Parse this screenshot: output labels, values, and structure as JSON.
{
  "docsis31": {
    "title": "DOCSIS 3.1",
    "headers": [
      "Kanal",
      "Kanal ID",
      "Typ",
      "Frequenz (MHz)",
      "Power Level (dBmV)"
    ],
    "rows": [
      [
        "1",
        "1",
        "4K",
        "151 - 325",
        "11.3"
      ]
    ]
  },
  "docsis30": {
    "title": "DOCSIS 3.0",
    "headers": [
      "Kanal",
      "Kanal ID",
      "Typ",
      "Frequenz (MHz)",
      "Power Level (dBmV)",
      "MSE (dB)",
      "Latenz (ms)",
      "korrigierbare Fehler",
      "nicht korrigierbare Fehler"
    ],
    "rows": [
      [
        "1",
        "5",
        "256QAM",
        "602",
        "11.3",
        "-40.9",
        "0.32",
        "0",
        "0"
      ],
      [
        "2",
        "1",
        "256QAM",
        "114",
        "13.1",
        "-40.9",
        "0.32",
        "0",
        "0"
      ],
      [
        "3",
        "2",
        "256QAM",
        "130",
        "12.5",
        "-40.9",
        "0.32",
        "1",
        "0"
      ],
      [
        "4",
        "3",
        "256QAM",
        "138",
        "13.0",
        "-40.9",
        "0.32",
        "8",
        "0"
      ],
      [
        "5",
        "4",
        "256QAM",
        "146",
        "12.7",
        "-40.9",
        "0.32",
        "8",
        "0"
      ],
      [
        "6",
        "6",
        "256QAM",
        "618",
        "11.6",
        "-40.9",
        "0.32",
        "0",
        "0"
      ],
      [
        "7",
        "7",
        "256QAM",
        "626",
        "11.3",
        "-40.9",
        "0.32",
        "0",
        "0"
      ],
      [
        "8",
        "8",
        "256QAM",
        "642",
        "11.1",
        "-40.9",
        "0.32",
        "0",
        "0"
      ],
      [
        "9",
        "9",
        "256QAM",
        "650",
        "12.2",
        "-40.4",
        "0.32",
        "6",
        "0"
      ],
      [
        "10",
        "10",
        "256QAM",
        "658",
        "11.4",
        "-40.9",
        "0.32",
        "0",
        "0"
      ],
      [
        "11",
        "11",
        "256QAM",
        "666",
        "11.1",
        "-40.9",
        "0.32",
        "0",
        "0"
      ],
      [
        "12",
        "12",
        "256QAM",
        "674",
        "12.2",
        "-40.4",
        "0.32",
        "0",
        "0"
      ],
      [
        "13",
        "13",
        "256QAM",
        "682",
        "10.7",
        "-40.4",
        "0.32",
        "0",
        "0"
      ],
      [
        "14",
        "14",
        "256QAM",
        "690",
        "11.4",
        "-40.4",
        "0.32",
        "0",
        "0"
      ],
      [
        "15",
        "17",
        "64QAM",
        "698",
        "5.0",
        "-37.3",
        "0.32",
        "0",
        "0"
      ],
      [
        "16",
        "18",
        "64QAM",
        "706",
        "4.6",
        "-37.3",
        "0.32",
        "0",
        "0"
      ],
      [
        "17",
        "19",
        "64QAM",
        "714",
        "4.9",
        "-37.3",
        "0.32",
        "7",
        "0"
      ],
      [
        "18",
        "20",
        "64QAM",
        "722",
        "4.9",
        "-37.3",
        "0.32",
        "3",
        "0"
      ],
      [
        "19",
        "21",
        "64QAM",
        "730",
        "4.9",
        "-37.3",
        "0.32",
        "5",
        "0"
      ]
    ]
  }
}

****

### Set exercise
Give all the records again. Match them exactly.

### Written solution
Parse this screenshot: output labels, values, and structure as JSON.
{
  "docsis31": {
    "title": "DOCSIS 3.1",
    "headers": [
      "Kanal",
      "Kanal ID",
      "Typ",
      "Frequenz (MHz)",
      "Power Level (dBmV)"
    ],
    "rows": [
      [
        "1",
        "1",
        "4K",
        "151 - 325",
        "11.3"
      ]
    ]
  },
  "docsis30": {
    "title": "DOCSIS 3.0",
    "headers": [
      "Kanal",
      "Kanal ID",
      "Typ",
      "Frequenz (MHz)",
      "Power Level (dBmV)",
      "MSE (dB)",
      "Latenz (ms)",
      "korrigierbare Fehler",
      "nicht korrigierbare Fehler"
    ],
    "rows": [
      [
        "1",
        "5",
        "256QAM",
        "602",
        "11.3",
        "-40.9",
        "0.32",
        "0",
        "0"
      ],
      [
        "2",
        "1",
        "256QAM",
        "114",
        "13.1",
        "-40.9",
        "0.32",
        "0",
        "0"
      ],
      [
        "3",
        "2",
        "256QAM",
        "130",
        "12.5",
        "-40.9",
        "0.32",
        "1",
        "0"
      ],
      [
        "4",
        "3",
        "256QAM",
        "138",
        "13.0",
        "-40.9",
        "0.32",
        "8",
        "0"
      ],
      [
        "5",
        "4",
        "256QAM",
        "146",
        "12.7",
        "-40.9",
        "0.32",
        "8",
        "0"
      ],
      [
        "6",
        "6",
        "256QAM",
        "618",
        "11.6",
        "-40.9",
        "0.32",
        "0",
        "0"
      ],
      [
        "7",
        "7",
        "256QAM",
        "626",
        "11.3",
        "-40.9",
        "0.32",
        "0",
        "0"
      ],
      [
        "8",
        "8",
        "256QAM",
        "642",
        "11.1",
        "-40.9",
        "0.32",
        "0",
        "0"
      ],
      [
        "9",
        "9",
        "256QAM",
        "650",
        "12.2",
        "-40.4",
        "0.32",
        "6",
        "0"
      ],
      [
        "10",
        "10",
        "256QAM",
        "658",
        "11.4",
        "-40.9",
        "0.32",
        "0",
        "0"
      ],
      [
        "11",
        "11",
        "256QAM",
        "666",
        "11.1",
        "-40.9",
        "0.32",
        "0",
        "0"
      ],
      [
        "12",
        "12",
        "256QAM",
        "674",
        "12.2",
        "-40.4",
        "0.32",
        "0",
        "0"
      ],
      [
        "13",
        "13",
        "256QAM",
        "682",
        "10.7",
        "-40.4",
        "0.32",
        "0",
        "0"
      ],
      [
        "14",
        "14",
        "256QAM",
        "690",
        "11.4",
        "-40.4",
        "0.32",
        "0",
        "0"
      ],
      [
        "15",
        "17",
        "64QAM",
        "698",
        "5.0",
        "-37.3",
        "0.32",
        "0",
        "0"
      ],
      [
        "16",
        "18",
        "64QAM",
        "706",
        "4.6",
        "-37.3",
        "0.32",
        "0",
        "0"
      ],
      [
        "17",
        "19",
        "64QAM",
        "714",
        "4.9",
        "-37.3",
        "0.32",
        "7",
        "0"
      ],
      [
        "18",
        "20",
        "64QAM",
        "722",
        "4.9",
        "-37.3",
        "0.32",
        "3",
        "0"
      ],
      [
        "19",
        "21",
        "64QAM",
        "730",
        "4.9",
        "-37.3",
        "0.32",
        "5",
        "0"
      ]
    ]
  }
}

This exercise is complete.